## SHORT TASK
All entries are to be quoted exactly; the images stay out of the copy.

## LISTED ENTRIES
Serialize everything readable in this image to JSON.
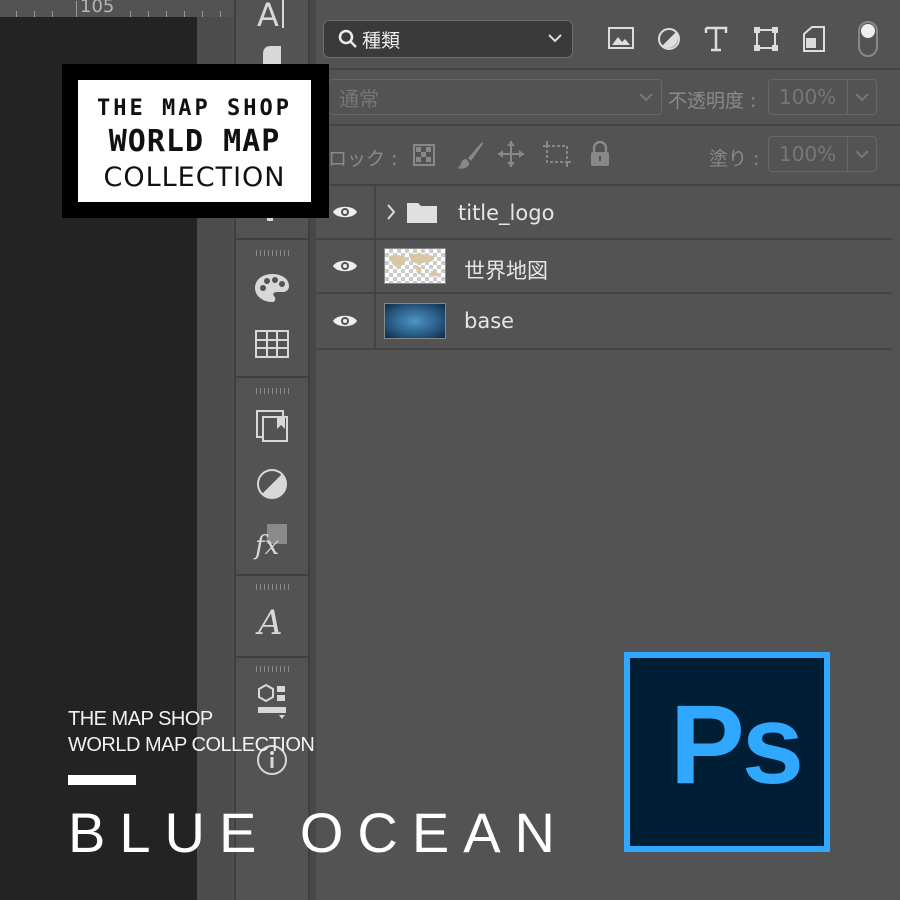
{
  "ruler": {
    "number": "105"
  },
  "layers_panel": {
    "filter": {
      "label": "種類"
    },
    "blend_mode": {
      "value": "通常"
    },
    "opacity": {
      "label": "不透明度 :",
      "value": "100%"
    },
    "lock": {
      "label": "ロック :"
    },
    "fill": {
      "label": "塗り :",
      "value": "100%"
    },
    "layers": [
      {
        "name": "title_logo",
        "type": "group",
        "visible": true
      },
      {
        "name": "世界地図",
        "type": "pixel",
        "visible": true
      },
      {
        "name": "base",
        "type": "pixel",
        "visible": true
      }
    ]
  },
  "logo": {
    "line1": "THE MAP SHOP",
    "line2": "WORLD MAP",
    "line3": "COLLECTION"
  },
  "caption": {
    "line1": "THE MAP SHOP",
    "line2": "WORLD MAP COLLECTION",
    "headline": "BLUE OCEAN"
  },
  "ps_logo": {
    "text": "Ps"
  },
  "colors": {
    "panel_bg": "#535353",
    "canvas_bg": "#232323",
    "ps_blue": "#31a8ff",
    "ps_navy": "#001e36"
  },
  "icons": {
    "toolbar": [
      "type-tool-icon",
      "paragraph-icon",
      "palette-icon",
      "grid-icon",
      "libraries-icon",
      "adjustments-icon",
      "styles-fx-icon",
      "glyph-icon",
      "3d-icon",
      "info-icon"
    ],
    "filters": [
      "image-filter-icon",
      "adjustment-filter-icon",
      "type-filter-icon",
      "shape-filter-icon",
      "smart-object-filter-icon",
      "filter-toggle-icon"
    ],
    "locks": [
      "lock-transparent-icon",
      "lock-image-icon",
      "lock-position-icon",
      "lock-artboard-icon",
      "lock-all-icon"
    ]
  }
}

## TASK RESPONSE
Serialize everything readable in this image to JSON.
{
  "ruler": {
    "number": "105"
  },
  "layers_panel": {
    "filter": {
      "label": "種類"
    },
    "blend_mode": {
      "value": "通常"
    },
    "opacity": {
      "label": "不透明度 :",
      "value": "100%"
    },
    "lock": {
      "label": "ロック :"
    },
    "fill": {
      "label": "塗り :",
      "value": "100%"
    },
    "layers": [
      {
        "name": "title_logo",
        "type": "group",
        "visible": true
      },
      {
        "name": "世界地図",
        "type": "pixel",
        "visible": true
      },
      {
        "name": "base",
        "type": "pixel",
        "visible": true
      }
    ]
  },
  "logo": {
    "line1": "THE MAP SHOP",
    "line2": "WORLD MAP",
    "line3": "COLLECTION"
  },
  "caption": {
    "line1": "THE MAP SHOP",
    "line2": "WORLD MAP COLLECTION",
    "headline": "BLUE OCEAN"
  },
  "ps_logo": {
    "text": "Ps"
  },
  "colors": {
    "panel_bg": "#535353",
    "canvas_bg": "#232323",
    "ps_blue": "#31a8ff",
    "ps_navy": "#001e36"
  },
  "icons": {
    "toolbar": [
      "type-tool-icon",
      "paragraph-icon",
      "palette-icon",
      "grid-icon",
      "libraries-icon",
      "adjustments-icon",
      "styles-fx-icon",
      "glyph-icon",
      "3d-icon",
      "info-icon"
    ],
    "filters": [
      "image-filter-icon",
      "adjustment-filter-icon",
      "type-filter-icon",
      "shape-filter-icon",
      "smart-object-filter-icon",
      "filter-toggle-icon"
    ],
    "locks": [
      "lock-transparent-icon",
      "lock-image-icon",
      "lock-position-icon",
      "lock-artboard-icon",
      "lock-all-icon"
    ]
  }
}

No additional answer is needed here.